> [Objective]:
Transcribe the listing exactly, leaving out every picture.

—————

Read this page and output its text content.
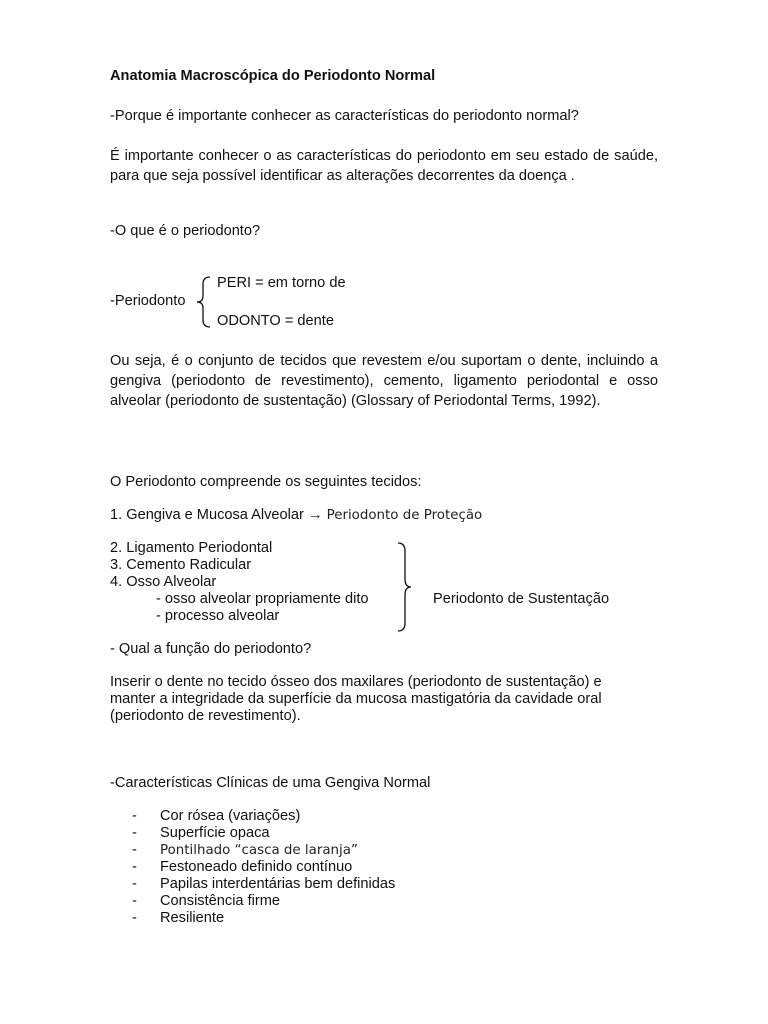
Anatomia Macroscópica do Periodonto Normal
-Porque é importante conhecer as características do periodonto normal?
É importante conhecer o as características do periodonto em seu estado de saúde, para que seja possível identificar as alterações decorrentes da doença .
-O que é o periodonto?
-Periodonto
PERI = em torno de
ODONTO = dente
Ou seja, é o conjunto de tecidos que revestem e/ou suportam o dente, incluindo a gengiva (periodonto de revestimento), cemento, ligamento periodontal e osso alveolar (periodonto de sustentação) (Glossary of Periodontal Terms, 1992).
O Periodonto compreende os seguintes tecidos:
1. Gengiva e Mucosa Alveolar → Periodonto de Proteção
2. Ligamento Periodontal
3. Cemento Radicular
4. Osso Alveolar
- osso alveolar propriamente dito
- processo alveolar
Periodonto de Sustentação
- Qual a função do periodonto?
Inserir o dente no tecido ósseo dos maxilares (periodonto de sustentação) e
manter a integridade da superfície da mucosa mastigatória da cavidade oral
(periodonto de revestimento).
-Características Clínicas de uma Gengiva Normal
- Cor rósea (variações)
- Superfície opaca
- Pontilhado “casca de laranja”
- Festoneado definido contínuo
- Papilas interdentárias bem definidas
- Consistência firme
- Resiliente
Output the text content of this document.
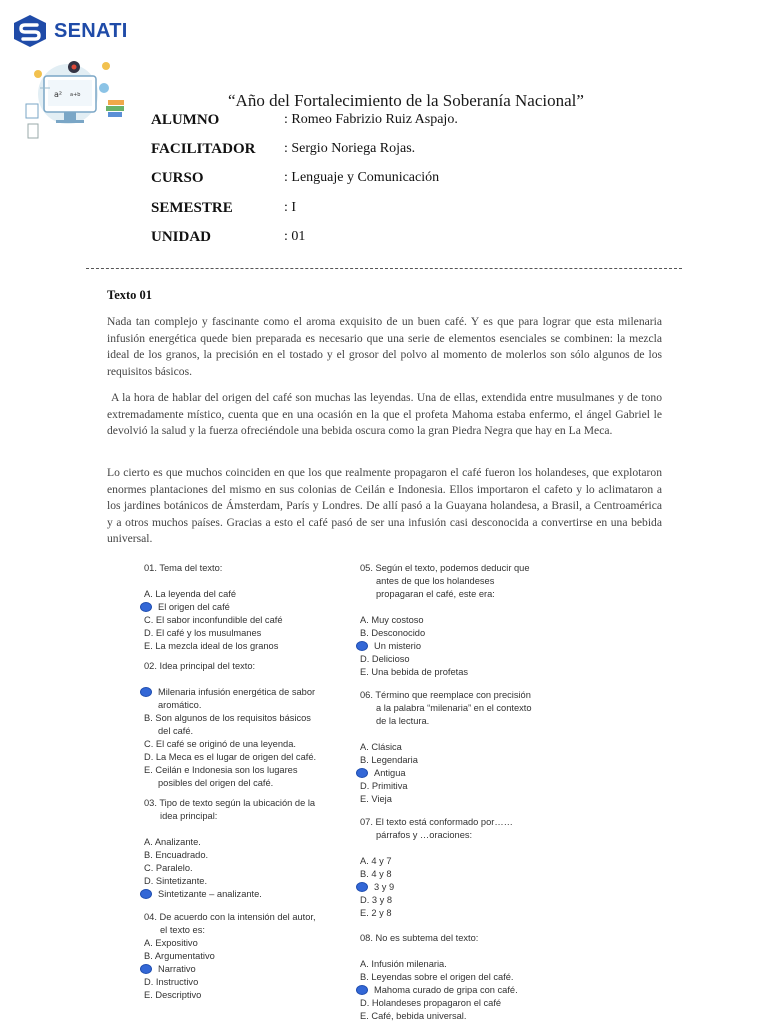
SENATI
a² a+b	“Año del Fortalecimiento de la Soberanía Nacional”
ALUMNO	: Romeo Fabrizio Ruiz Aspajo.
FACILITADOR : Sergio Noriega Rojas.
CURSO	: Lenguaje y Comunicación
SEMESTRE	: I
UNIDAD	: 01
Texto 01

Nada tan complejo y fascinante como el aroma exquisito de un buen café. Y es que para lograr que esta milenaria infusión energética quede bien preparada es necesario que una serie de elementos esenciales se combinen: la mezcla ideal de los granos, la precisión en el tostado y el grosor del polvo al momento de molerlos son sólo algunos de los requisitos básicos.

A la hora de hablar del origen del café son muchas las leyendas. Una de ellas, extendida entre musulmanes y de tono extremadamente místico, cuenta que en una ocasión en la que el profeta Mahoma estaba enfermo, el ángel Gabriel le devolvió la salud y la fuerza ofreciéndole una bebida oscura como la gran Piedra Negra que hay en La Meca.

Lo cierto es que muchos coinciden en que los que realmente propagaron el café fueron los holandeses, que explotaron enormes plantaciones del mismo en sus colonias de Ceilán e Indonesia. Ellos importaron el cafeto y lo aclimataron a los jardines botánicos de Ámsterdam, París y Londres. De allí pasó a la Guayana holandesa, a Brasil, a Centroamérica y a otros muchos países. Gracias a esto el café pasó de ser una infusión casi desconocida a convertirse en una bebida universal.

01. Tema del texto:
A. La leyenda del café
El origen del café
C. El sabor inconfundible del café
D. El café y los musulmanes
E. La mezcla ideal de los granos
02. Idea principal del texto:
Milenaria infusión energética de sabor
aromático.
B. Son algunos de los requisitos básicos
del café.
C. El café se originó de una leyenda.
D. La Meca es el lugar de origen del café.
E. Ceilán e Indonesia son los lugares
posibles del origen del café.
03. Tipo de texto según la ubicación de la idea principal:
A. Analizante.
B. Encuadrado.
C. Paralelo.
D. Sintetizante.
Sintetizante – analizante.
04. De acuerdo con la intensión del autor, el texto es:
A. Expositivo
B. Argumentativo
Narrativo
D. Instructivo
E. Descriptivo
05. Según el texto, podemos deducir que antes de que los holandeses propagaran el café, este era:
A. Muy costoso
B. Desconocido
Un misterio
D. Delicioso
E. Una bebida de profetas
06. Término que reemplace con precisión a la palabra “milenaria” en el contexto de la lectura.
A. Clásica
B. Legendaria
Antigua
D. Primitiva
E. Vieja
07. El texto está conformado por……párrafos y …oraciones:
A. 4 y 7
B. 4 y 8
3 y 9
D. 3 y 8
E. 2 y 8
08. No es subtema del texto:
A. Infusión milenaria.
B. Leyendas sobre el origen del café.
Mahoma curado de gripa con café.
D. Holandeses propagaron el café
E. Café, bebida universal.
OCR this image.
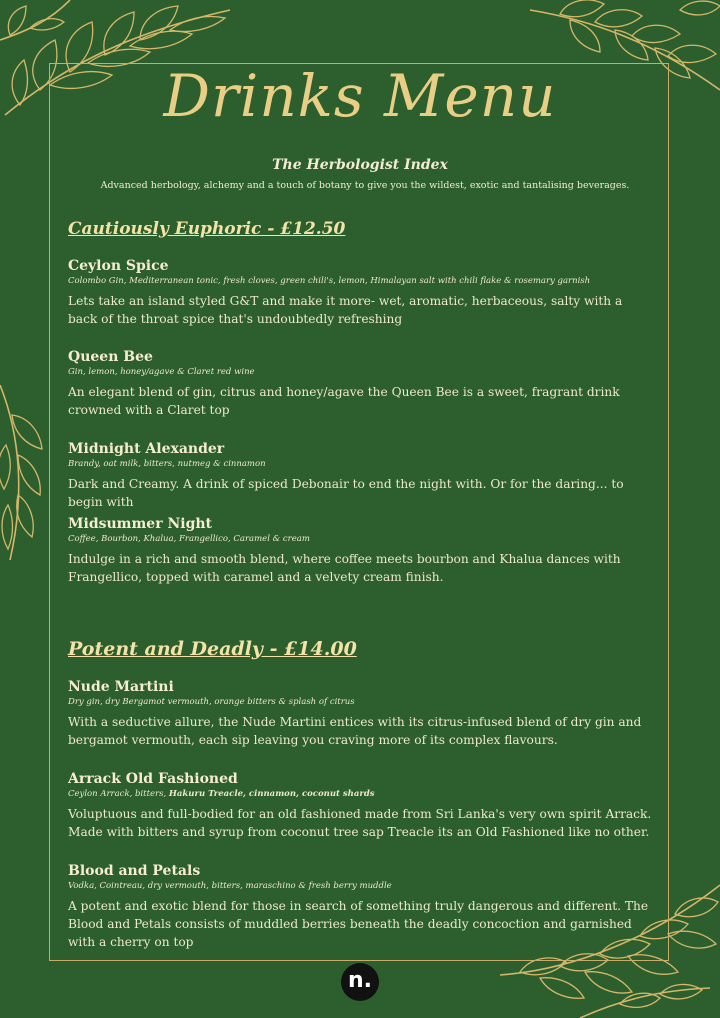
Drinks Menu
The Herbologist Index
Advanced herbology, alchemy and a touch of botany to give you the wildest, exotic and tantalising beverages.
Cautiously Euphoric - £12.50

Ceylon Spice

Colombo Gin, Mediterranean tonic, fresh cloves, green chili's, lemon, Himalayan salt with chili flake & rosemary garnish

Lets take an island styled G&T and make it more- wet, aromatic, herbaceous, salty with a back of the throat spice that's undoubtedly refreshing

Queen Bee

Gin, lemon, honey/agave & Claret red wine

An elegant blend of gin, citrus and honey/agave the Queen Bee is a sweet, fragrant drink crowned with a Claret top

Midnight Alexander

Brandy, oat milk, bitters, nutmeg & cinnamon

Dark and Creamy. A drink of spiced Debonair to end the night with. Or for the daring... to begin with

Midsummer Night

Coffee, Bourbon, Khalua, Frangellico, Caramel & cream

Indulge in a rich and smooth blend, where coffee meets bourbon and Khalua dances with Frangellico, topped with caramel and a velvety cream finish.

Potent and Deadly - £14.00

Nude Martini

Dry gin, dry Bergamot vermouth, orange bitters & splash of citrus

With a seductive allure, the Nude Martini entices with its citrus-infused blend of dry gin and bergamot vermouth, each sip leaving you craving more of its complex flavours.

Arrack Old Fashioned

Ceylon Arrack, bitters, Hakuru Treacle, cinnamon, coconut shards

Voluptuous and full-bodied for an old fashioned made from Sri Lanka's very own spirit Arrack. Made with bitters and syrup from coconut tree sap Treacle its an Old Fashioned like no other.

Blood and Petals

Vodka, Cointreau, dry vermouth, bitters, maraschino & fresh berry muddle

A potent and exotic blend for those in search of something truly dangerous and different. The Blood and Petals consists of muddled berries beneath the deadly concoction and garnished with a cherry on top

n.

—————

> [Written answer]:
Read this page and output its text content.
Anatomia Macroscópica do Periodonto Normal
-Porque é importante conhecer as características do periodonto normal?
É importante conhecer o as características do periodonto em seu estado de saúde, para que seja possível identificar as alterações decorrentes da doença .
-O que é o periodonto?
-Periodonto
PERI = em torno de
ODONTO = dente
Ou seja, é o conjunto de tecidos que revestem e/ou suportam o dente, incluindo a gengiva (periodonto de revestimento), cemento, ligamento periodontal e osso alveolar (periodonto de sustentação) (Glossary of Periodontal Terms, 1992).
O Periodonto compreende os seguintes tecidos:
1. Gengiva e Mucosa Alveolar → Periodonto de Proteção
2. Ligamento Periodontal
3. Cemento Radicular
4. Osso Alveolar
- osso alveolar propriamente dito
- processo alveolar
Periodonto de Sustentação
- Qual a função do periodonto?
Inserir o dente no tecido ósseo dos maxilares (periodonto de sustentação) e
manter a integridade da superfície da mucosa mastigatória da cavidade oral
(periodonto de revestimento).
-Características Clínicas de uma Gengiva Normal
- Cor rósea (variações)
- Superfície opaca
- Pontilhado “casca de laranja”
- Festoneado definido contínuo
- Papilas interdentárias bem definidas
- Consistência firme
- Resiliente
Output the text content of this document.
SENATI
a² a+b	“Año del Fortalecimiento de la Soberanía Nacional”
ALUMNO	: Romeo Fabrizio Ruiz Aspajo.
FACILITADOR : Sergio Noriega Rojas.
CURSO	: Lenguaje y Comunicación
SEMESTRE	: I
UNIDAD	: 01
Texto 01

Nada tan complejo y fascinante como el aroma exquisito de un buen café. Y es que para lograr que esta milenaria infusión energética quede bien preparada es necesario que una serie de elementos esenciales se combinen: la mezcla ideal de los granos, la precisión en el tostado y el grosor del polvo al momento de molerlos son sólo algunos de los requisitos básicos.

A la hora de hablar del origen del café son muchas las leyendas. Una de ellas, extendida entre musulmanes y de tono extremadamente místico, cuenta que en una ocasión en la que el profeta Mahoma estaba enfermo, el ángel Gabriel le devolvió la salud y la fuerza ofreciéndole una bebida oscura como la gran Piedra Negra que hay en La Meca.

Lo cierto es que muchos coinciden en que los que realmente propagaron el café fueron los holandeses, que explotaron enormes plantaciones del mismo en sus colonias de Ceilán e Indonesia. Ellos importaron el cafeto y lo aclimataron a los jardines botánicos de Ámsterdam, París y Londres. De allí pasó a la Guayana holandesa, a Brasil, a Centroamérica y a otros muchos países. Gracias a esto el café pasó de ser una infusión casi desconocida a convertirse en una bebida universal.

01. Tema del texto:
A. La leyenda del café
El origen del café
C. El sabor inconfundible del café
D. El café y los musulmanes
E. La mezcla ideal de los granos
02. Idea principal del texto:
Milenaria infusión energética de sabor
aromático.
B. Son algunos de los requisitos básicos
del café.
C. El café se originó de una leyenda.
D. La Meca es el lugar de origen del café.
E. Ceilán e Indonesia son los lugares
posibles del origen del café.
03. Tipo de texto según la ubicación de la idea principal:
A. Analizante.
B. Encuadrado.
C. Paralelo.
D. Sintetizante.
Sintetizante – analizante.
04. De acuerdo con la intensión del autor, el texto es:
A. Expositivo
B. Argumentativo
Narrativo
D. Instructivo
E. Descriptivo
05. Según el texto, podemos deducir que antes de que los holandeses propagaran el café, este era:
A. Muy costoso
B. Desconocido
Un misterio
D. Delicioso
E. Una bebida de profetas
06. Término que reemplace con precisión a la palabra “milenaria” en el contexto de la lectura.
A. Clásica
B. Legendaria
Antigua
D. Primitiva
E. Vieja
07. El texto está conformado por……párrafos y …oraciones:
A. 4 y 7
B. 4 y 8
3 y 9
D. 3 y 8
E. 2 y 8
08. No es subtema del texto:
A. Infusión milenaria.
B. Leyendas sobre el origen del café.
Mahoma curado de gripa con café.
D. Holandeses propagaron el café
E. Café, bebida universal.
OCR this image.
Drinks Menu
The Herbologist Index
Advanced herbology, alchemy and a touch of botany to give you the wildest, exotic and tantalising beverages.
Cautiously Euphoric - £12.50

Ceylon Spice

Colombo Gin, Mediterranean tonic, fresh cloves, green chili's, lemon, Himalayan salt with chili flake & rosemary garnish

Lets take an island styled G&T and make it more- wet, aromatic, herbaceous, salty with a back of the throat spice that's undoubtedly refreshing

Queen Bee

Gin, lemon, honey/agave & Claret red wine

An elegant blend of gin, citrus and honey/agave the Queen Bee is a sweet, fragrant drink crowned with a Claret top

Midnight Alexander

Brandy, oat milk, bitters, nutmeg & cinnamon

Dark and Creamy. A drink of spiced Debonair to end the night with. Or for the daring... to begin with

Midsummer Night

Coffee, Bourbon, Khalua, Frangellico, Caramel & cream

Indulge in a rich and smooth blend, where coffee meets bourbon and Khalua dances with Frangellico, topped with caramel and a velvety cream finish.

Potent and Deadly - £14.00

Nude Martini

Dry gin, dry Bergamot vermouth, orange bitters & splash of citrus

With a seductive allure, the Nude Martini entices with its citrus-infused blend of dry gin and bergamot vermouth, each sip leaving you craving more of its complex flavours.

Arrack Old Fashioned

Ceylon Arrack, bitters, Hakuru Treacle, cinnamon, coconut shards

Voluptuous and full-bodied for an old fashioned made from Sri Lanka's very own spirit Arrack. Made with bitters and syrup from coconut tree sap Treacle its an Old Fashioned like no other.

Blood and Petals

Vodka, Cointreau, dry vermouth, bitters, maraschino & fresh berry muddle

A potent and exotic blend for those in search of something truly dangerous and different. The Blood and Petals consists of muddled berries beneath the deadly concoction and garnished with a cherry on top

n.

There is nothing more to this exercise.